Aim of the exercise —
Extract every line below that contains the word "PRODUCTO".

Records for the exercise —
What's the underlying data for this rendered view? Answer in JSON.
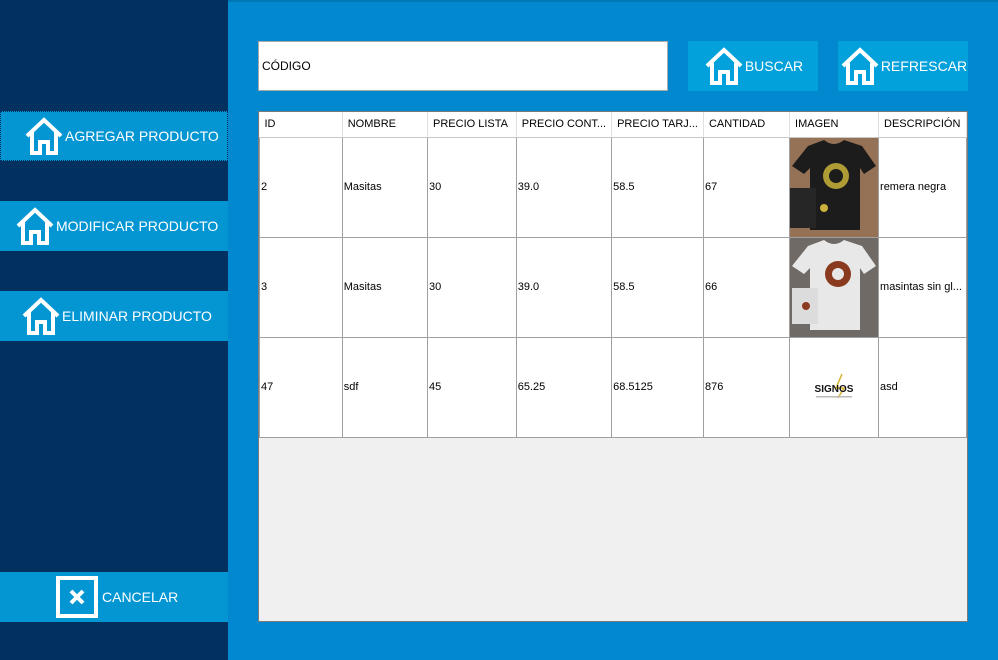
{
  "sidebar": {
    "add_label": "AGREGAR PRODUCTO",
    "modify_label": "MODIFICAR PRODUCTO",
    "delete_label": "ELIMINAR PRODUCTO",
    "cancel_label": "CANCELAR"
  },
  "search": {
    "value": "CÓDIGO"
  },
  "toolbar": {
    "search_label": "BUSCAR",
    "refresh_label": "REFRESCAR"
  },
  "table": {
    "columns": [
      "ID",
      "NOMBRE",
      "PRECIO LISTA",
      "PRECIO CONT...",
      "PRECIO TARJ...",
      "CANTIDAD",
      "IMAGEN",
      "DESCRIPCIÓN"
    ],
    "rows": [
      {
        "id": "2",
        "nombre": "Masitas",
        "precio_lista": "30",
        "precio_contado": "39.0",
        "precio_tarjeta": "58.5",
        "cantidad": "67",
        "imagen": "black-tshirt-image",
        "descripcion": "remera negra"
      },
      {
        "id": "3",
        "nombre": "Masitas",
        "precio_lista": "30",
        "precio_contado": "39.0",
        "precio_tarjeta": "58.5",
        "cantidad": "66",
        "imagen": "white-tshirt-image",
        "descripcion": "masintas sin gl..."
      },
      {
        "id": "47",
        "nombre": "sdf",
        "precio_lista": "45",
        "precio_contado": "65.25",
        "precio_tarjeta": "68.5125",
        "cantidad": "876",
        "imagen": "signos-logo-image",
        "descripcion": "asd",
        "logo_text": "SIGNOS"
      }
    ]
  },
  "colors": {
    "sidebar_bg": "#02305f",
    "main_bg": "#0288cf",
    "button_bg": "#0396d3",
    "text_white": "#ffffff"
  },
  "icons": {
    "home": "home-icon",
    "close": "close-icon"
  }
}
* * *
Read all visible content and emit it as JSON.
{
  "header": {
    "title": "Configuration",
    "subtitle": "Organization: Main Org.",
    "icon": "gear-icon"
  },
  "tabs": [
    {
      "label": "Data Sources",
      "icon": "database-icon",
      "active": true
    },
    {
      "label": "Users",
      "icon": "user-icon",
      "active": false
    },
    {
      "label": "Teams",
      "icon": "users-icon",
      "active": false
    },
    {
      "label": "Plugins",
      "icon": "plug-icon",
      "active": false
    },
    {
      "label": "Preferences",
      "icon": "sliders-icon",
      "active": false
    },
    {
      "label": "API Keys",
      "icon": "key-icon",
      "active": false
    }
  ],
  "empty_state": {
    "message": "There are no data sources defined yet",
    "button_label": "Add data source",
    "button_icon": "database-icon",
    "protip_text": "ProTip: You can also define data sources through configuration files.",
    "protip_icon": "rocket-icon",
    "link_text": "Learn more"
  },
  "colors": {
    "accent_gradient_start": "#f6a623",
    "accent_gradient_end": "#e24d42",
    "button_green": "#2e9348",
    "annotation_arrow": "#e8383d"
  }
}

Finished exercise —
    "add_label": "AGREGAR PRODUCTO",
    "modify_label": "MODIFICAR PRODUCTO",
    "delete_label": "ELIMINAR PRODUCTO",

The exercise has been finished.